↓↓↓

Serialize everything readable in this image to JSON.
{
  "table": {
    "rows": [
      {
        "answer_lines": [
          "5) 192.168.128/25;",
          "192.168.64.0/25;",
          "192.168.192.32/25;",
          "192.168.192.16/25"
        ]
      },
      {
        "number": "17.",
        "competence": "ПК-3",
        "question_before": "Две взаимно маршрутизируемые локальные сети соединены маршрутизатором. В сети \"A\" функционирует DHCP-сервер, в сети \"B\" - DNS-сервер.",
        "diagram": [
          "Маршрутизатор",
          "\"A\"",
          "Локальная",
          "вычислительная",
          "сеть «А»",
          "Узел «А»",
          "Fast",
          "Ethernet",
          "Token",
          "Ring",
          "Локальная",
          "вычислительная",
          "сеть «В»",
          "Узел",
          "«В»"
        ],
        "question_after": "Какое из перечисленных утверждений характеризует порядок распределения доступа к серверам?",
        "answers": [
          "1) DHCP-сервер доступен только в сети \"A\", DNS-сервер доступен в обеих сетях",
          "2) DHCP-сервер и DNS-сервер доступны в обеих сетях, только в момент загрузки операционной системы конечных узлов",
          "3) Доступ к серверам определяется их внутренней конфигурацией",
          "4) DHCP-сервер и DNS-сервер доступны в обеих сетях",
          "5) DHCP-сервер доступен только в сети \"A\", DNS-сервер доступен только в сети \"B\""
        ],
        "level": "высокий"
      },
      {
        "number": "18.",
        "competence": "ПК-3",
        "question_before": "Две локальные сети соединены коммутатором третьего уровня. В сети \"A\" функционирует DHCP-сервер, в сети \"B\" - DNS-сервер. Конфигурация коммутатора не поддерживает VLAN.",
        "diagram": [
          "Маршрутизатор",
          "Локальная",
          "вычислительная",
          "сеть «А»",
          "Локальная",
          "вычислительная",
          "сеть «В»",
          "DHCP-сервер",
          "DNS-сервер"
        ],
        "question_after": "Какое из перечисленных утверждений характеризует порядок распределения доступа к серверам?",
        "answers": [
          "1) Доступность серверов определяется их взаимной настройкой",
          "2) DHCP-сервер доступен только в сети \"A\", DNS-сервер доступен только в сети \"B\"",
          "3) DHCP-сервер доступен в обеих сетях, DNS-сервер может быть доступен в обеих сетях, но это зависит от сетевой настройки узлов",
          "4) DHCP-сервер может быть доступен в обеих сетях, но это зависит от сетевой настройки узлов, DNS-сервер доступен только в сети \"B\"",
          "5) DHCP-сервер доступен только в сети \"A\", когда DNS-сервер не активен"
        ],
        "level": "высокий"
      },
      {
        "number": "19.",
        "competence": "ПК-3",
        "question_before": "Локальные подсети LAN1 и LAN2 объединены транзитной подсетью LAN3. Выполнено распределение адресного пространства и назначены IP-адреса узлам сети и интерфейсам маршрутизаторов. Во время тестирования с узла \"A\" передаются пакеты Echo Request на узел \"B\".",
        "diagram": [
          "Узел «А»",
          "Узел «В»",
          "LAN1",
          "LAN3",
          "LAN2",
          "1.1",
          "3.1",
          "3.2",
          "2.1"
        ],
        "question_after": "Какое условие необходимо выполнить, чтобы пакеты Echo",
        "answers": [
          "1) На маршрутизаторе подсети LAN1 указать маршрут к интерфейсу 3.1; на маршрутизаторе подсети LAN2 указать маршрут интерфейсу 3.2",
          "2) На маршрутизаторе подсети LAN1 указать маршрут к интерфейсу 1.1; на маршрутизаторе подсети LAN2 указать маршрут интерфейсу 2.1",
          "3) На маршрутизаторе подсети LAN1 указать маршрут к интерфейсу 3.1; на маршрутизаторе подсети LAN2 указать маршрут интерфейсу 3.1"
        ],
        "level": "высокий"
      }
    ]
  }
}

↑↑↑

> _What to produce_
Say how many lines of the data include the word "доступен". Nothing other than the number should be given.

> _Written answer_
6